EXERCISE DETAILS: Copy every line of the listing exactly.

TASK INPUT:

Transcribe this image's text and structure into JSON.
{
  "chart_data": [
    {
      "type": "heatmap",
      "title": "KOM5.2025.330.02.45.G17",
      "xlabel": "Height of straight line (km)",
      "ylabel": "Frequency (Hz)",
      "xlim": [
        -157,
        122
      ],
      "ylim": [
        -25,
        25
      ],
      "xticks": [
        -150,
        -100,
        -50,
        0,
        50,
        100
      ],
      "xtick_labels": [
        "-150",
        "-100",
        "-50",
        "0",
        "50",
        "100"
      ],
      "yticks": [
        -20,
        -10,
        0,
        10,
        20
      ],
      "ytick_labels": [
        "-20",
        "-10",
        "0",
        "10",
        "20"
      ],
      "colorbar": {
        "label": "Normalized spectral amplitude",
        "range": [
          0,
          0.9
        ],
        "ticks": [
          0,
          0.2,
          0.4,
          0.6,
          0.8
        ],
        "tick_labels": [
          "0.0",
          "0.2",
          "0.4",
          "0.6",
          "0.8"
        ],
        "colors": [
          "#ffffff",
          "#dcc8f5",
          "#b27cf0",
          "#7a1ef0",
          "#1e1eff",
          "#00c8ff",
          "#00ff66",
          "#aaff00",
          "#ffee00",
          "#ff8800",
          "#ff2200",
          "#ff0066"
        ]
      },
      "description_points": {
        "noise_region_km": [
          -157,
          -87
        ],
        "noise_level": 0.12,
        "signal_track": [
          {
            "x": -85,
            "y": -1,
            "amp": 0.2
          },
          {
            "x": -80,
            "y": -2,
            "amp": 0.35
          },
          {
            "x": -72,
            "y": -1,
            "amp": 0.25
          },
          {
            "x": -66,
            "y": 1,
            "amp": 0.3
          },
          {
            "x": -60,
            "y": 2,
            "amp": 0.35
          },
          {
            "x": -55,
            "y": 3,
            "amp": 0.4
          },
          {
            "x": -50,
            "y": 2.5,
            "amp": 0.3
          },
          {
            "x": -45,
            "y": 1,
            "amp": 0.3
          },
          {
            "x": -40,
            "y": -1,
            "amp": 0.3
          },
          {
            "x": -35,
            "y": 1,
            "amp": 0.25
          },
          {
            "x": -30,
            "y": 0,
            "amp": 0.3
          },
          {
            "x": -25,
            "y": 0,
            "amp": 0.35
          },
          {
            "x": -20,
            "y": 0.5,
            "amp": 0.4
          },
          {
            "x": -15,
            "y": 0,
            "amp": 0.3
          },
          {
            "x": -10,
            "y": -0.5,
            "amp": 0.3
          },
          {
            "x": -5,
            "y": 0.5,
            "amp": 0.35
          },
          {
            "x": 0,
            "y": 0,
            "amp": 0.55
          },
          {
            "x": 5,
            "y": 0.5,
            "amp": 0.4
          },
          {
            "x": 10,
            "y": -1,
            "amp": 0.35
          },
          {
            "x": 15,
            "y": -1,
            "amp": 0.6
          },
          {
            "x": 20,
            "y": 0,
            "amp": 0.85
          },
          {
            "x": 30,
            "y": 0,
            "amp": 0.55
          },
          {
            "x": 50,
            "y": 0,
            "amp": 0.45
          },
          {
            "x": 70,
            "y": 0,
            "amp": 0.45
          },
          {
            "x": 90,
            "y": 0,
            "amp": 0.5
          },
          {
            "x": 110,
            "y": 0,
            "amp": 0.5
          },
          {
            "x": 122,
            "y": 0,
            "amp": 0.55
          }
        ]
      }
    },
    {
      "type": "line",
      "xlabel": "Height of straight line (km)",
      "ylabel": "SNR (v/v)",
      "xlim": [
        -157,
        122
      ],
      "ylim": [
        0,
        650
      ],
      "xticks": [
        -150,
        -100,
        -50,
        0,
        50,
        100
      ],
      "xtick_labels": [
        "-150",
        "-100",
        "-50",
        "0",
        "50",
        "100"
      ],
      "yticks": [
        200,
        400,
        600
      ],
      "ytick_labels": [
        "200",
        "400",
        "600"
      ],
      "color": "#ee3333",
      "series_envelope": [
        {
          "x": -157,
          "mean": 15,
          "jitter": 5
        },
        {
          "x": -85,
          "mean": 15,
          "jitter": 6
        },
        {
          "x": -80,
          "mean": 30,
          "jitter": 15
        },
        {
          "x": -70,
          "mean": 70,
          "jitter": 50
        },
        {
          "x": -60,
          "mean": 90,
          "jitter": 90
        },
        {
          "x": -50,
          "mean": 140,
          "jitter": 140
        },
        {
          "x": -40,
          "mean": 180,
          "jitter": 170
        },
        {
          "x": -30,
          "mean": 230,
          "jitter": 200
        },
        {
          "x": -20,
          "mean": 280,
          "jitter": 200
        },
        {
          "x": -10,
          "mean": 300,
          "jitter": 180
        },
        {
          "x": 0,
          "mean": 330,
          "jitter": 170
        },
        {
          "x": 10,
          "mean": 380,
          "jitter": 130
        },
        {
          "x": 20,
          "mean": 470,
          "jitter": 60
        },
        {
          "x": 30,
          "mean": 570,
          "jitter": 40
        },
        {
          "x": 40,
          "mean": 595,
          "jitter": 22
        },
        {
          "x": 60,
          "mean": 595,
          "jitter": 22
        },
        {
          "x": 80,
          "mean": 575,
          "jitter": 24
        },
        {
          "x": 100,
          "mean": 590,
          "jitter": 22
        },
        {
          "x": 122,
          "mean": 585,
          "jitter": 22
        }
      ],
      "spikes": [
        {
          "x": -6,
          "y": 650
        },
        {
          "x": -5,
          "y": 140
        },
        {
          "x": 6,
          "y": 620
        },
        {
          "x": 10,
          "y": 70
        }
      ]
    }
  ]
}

ANSWER TO THE TASK:
Transcribe this image's text and structure into JSON.
{
  "chart_data": [
    {
      "type": "heatmap",
      "title": "KOM5.2025.330.02.45.G17",
      "xlabel": "Height of straight line (km)",
      "ylabel": "Frequency (Hz)",
      "xlim": [
        -157,
        122
      ],
      "ylim": [
        -25,
        25
      ],
      "xticks": [
        -150,
        -100,
        -50,
        0,
        50,
        100
      ],
      "xtick_labels": [
        "-150",
        "-100",
        "-50",
        "0",
        "50",
        "100"
      ],
      "yticks": [
        -20,
        -10,
        0,
        10,
        20
      ],
      "ytick_labels": [
        "-20",
        "-10",
        "0",
        "10",
        "20"
      ],
      "colorbar": {
        "label": "Normalized spectral amplitude",
        "range": [
          0,
          0.9
        ],
        "ticks": [
          0,
          0.2,
          0.4,
          0.6,
          0.8
        ],
        "tick_labels": [
          "0.0",
          "0.2",
          "0.4",
          "0.6",
          "0.8"
        ],
        "colors": [
          "#ffffff",
          "#dcc8f5",
          "#b27cf0",
          "#7a1ef0",
          "#1e1eff",
          "#00c8ff",
          "#00ff66",
          "#aaff00",
          "#ffee00",
          "#ff8800",
          "#ff2200",
          "#ff0066"
        ]
      },
      "description_points": {
        "noise_region_km": [
          -157,
          -87
        ],
        "noise_level": 0.12,
        "signal_track": [
          {
            "x": -85,
            "y": -1,
            "amp": 0.2
          },
          {
            "x": -80,
            "y": -2,
            "amp": 0.35
          },
          {
            "x": -72,
            "y": -1,
            "amp": 0.25
          },
          {
            "x": -66,
            "y": 1,
            "amp": 0.3
          },
          {
            "x": -60,
            "y": 2,
            "amp": 0.35
          },
          {
            "x": -55,
            "y": 3,
            "amp": 0.4
          },
          {
            "x": -50,
            "y": 2.5,
            "amp": 0.3
          },
          {
            "x": -45,
            "y": 1,
            "amp": 0.3
          },
          {
            "x": -40,
            "y": -1,
            "amp": 0.3
          },
          {
            "x": -35,
            "y": 1,
            "amp": 0.25
          },
          {
            "x": -30,
            "y": 0,
            "amp": 0.3
          },
          {
            "x": -25,
            "y": 0,
            "amp": 0.35
          },
          {
            "x": -20,
            "y": 0.5,
            "amp": 0.4
          },
          {
            "x": -15,
            "y": 0,
            "amp": 0.3
          },
          {
            "x": -10,
            "y": -0.5,
            "amp": 0.3
          },
          {
            "x": -5,
            "y": 0.5,
            "amp": 0.35
          },
          {
            "x": 0,
            "y": 0,
            "amp": 0.55
          },
          {
            "x": 5,
            "y": 0.5,
            "amp": 0.4
          },
          {
            "x": 10,
            "y": -1,
            "amp": 0.35
          },
          {
            "x": 15,
            "y": -1,
            "amp": 0.6
          },
          {
            "x": 20,
            "y": 0,
            "amp": 0.85
          },
          {
            "x": 30,
            "y": 0,
            "amp": 0.55
          },
          {
            "x": 50,
            "y": 0,
            "amp": 0.45
          },
          {
            "x": 70,
            "y": 0,
            "amp": 0.45
          },
          {
            "x": 90,
            "y": 0,
            "amp": 0.5
          },
          {
            "x": 110,
            "y": 0,
            "amp": 0.5
          },
          {
            "x": 122,
            "y": 0,
            "amp": 0.55
          }
        ]
      }
    },
    {
      "type": "line",
      "xlabel": "Height of straight line (km)",
      "ylabel": "SNR (v/v)",
      "xlim": [
        -157,
        122
      ],
      "ylim": [
        0,
        650
      ],
      "xticks": [
        -150,
        -100,
        -50,
        0,
        50,
        100
      ],
      "xtick_labels": [
        "-150",
        "-100",
        "-50",
        "0",
        "50",
        "100"
      ],
      "yticks": [
        200,
        400,
        600
      ],
      "ytick_labels": [
        "200",
        "400",
        "600"
      ],
      "color": "#ee3333",
      "series_envelope": [
        {
          "x": -157,
          "mean": 15,
          "jitter": 5
        },
        {
          "x": -85,
          "mean": 15,
          "jitter": 6
        },
        {
          "x": -80,
          "mean": 30,
          "jitter": 15
        },
        {
          "x": -70,
          "mean": 70,
          "jitter": 50
        },
        {
          "x": -60,
          "mean": 90,
          "jitter": 90
        },
        {
          "x": -50,
          "mean": 140,
          "jitter": 140
        },
        {
          "x": -40,
          "mean": 180,
          "jitter": 170
        },
        {
          "x": -30,
          "mean": 230,
          "jitter": 200
        },
        {
          "x": -20,
          "mean": 280,
          "jitter": 200
        },
        {
          "x": -10,
          "mean": 300,
          "jitter": 180
        },
        {
          "x": 0,
          "mean": 330,
          "jitter": 170
        },
        {
          "x": 10,
          "mean": 380,
          "jitter": 130
        },
        {
          "x": 20,
          "mean": 470,
          "jitter": 60
        },
        {
          "x": 30,
          "mean": 570,
          "jitter": 40
        },
        {
          "x": 40,
          "mean": 595,
          "jitter": 22
        },
        {
          "x": 60,
          "mean": 595,
          "jitter": 22
        },
        {
          "x": 80,
          "mean": 575,
          "jitter": 24
        },
        {
          "x": 100,
          "mean": 590,
          "jitter": 22
        },
        {
          "x": 122,
          "mean": 585,
          "jitter": 22
        }
      ],
      "spikes": [
        {
          "x": -6,
          "y": 650
        },
        {
          "x": -5,
          "y": 140
        },
        {
          "x": 6,
          "y": 620
        },
        {
          "x": 10,
          "y": 70
        }
      ]
    }
  ]
}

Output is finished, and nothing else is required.